What is being asked ▸
Make an exact copy of the entries, and keep any pictures out of it.

Records supplied ▸
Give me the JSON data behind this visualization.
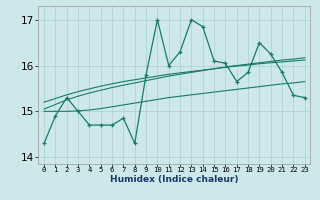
{
  "xlabel": "Humidex (Indice chaleur)",
  "x": [
    0,
    1,
    2,
    3,
    4,
    5,
    6,
    7,
    8,
    9,
    10,
    11,
    12,
    13,
    14,
    15,
    16,
    17,
    18,
    19,
    20,
    21,
    22,
    23
  ],
  "main_line": [
    14.3,
    14.9,
    15.3,
    15.0,
    14.7,
    14.7,
    14.7,
    14.85,
    14.3,
    15.8,
    17.0,
    16.0,
    16.3,
    17.0,
    16.85,
    16.1,
    16.05,
    15.65,
    15.85,
    16.5,
    16.25,
    15.85,
    15.35,
    15.3
  ],
  "smooth_line1": [
    15.05,
    15.15,
    15.25,
    15.33,
    15.4,
    15.46,
    15.52,
    15.57,
    15.62,
    15.67,
    15.72,
    15.77,
    15.81,
    15.85,
    15.89,
    15.93,
    15.97,
    16.0,
    16.03,
    16.06,
    16.09,
    16.12,
    16.14,
    16.17
  ],
  "smooth_line2": [
    15.2,
    15.28,
    15.36,
    15.43,
    15.49,
    15.55,
    15.6,
    15.65,
    15.69,
    15.73,
    15.77,
    15.81,
    15.84,
    15.87,
    15.9,
    15.93,
    15.96,
    15.99,
    16.01,
    16.04,
    16.06,
    16.08,
    16.1,
    16.12
  ],
  "flat_line": [
    15.0,
    15.0,
    15.0,
    15.01,
    15.03,
    15.06,
    15.1,
    15.14,
    15.18,
    15.22,
    15.26,
    15.3,
    15.33,
    15.36,
    15.39,
    15.42,
    15.45,
    15.48,
    15.51,
    15.54,
    15.57,
    15.6,
    15.62,
    15.65
  ],
  "line_color": "#1a7a6a",
  "bg_color": "#cce8e8",
  "grid_color": "#aacfcf",
  "ylim": [
    13.85,
    17.3
  ],
  "yticks": [
    14,
    15,
    16,
    17
  ]
}
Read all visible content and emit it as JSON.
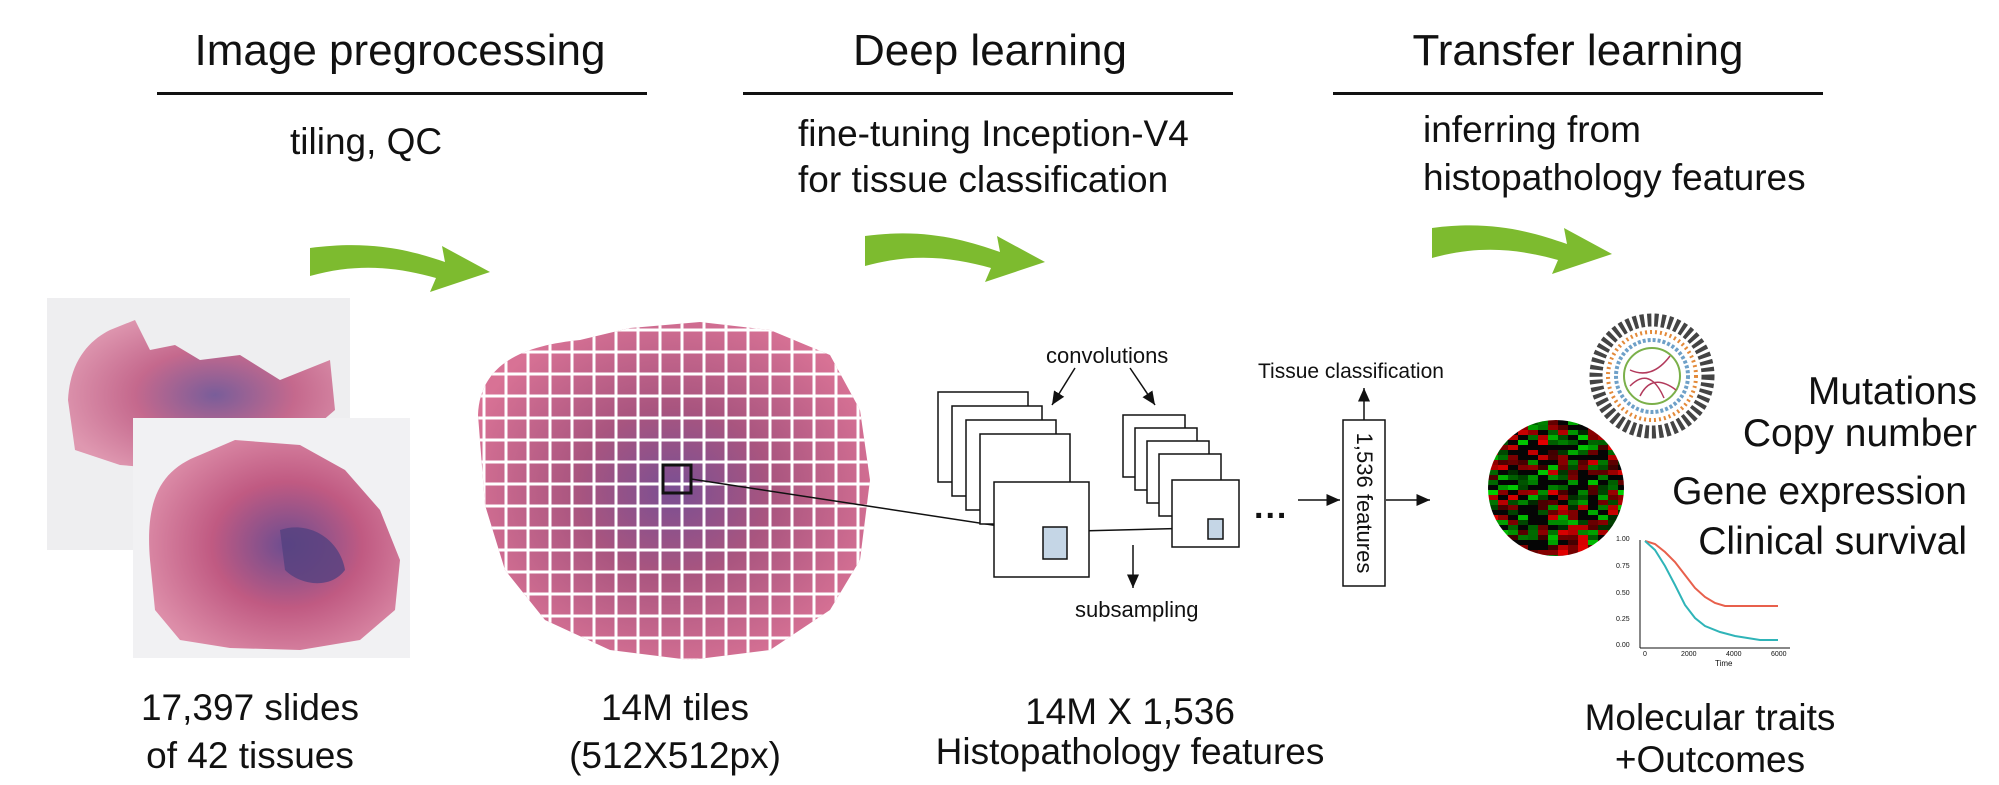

Solution ▸
Give me the JSON data behind this visualization.
{
  "xlabel": "Humidex (Indice chaleur)",
  "x": [
    0,
    1,
    2,
    3,
    4,
    5,
    6,
    7,
    8,
    9,
    10,
    11,
    12,
    13,
    14,
    15,
    16,
    17,
    18,
    19,
    20,
    21,
    22,
    23
  ],
  "main_line": [
    14.3,
    14.9,
    15.3,
    15.0,
    14.7,
    14.7,
    14.7,
    14.85,
    14.3,
    15.8,
    17.0,
    16.0,
    16.3,
    17.0,
    16.85,
    16.1,
    16.05,
    15.65,
    15.85,
    16.5,
    16.25,
    15.85,
    15.35,
    15.3
  ],
  "smooth_line1": [
    15.05,
    15.15,
    15.25,
    15.33,
    15.4,
    15.46,
    15.52,
    15.57,
    15.62,
    15.67,
    15.72,
    15.77,
    15.81,
    15.85,
    15.89,
    15.93,
    15.97,
    16.0,
    16.03,
    16.06,
    16.09,
    16.12,
    16.14,
    16.17
  ],
  "smooth_line2": [
    15.2,
    15.28,
    15.36,
    15.43,
    15.49,
    15.55,
    15.6,
    15.65,
    15.69,
    15.73,
    15.77,
    15.81,
    15.84,
    15.87,
    15.9,
    15.93,
    15.96,
    15.99,
    16.01,
    16.04,
    16.06,
    16.08,
    16.1,
    16.12
  ],
  "flat_line": [
    15.0,
    15.0,
    15.0,
    15.01,
    15.03,
    15.06,
    15.1,
    15.14,
    15.18,
    15.22,
    15.26,
    15.3,
    15.33,
    15.36,
    15.39,
    15.42,
    15.45,
    15.48,
    15.51,
    15.54,
    15.57,
    15.6,
    15.62,
    15.65
  ],
  "line_color": "#1a7a6a",
  "bg_color": "#cce8e8",
  "grid_color": "#aacfcf",
  "ylim": [
    13.85,
    17.3
  ],
  "yticks": [
    14,
    15,
    16,
    17
  ]
}
Read all visible content and emit it as JSON.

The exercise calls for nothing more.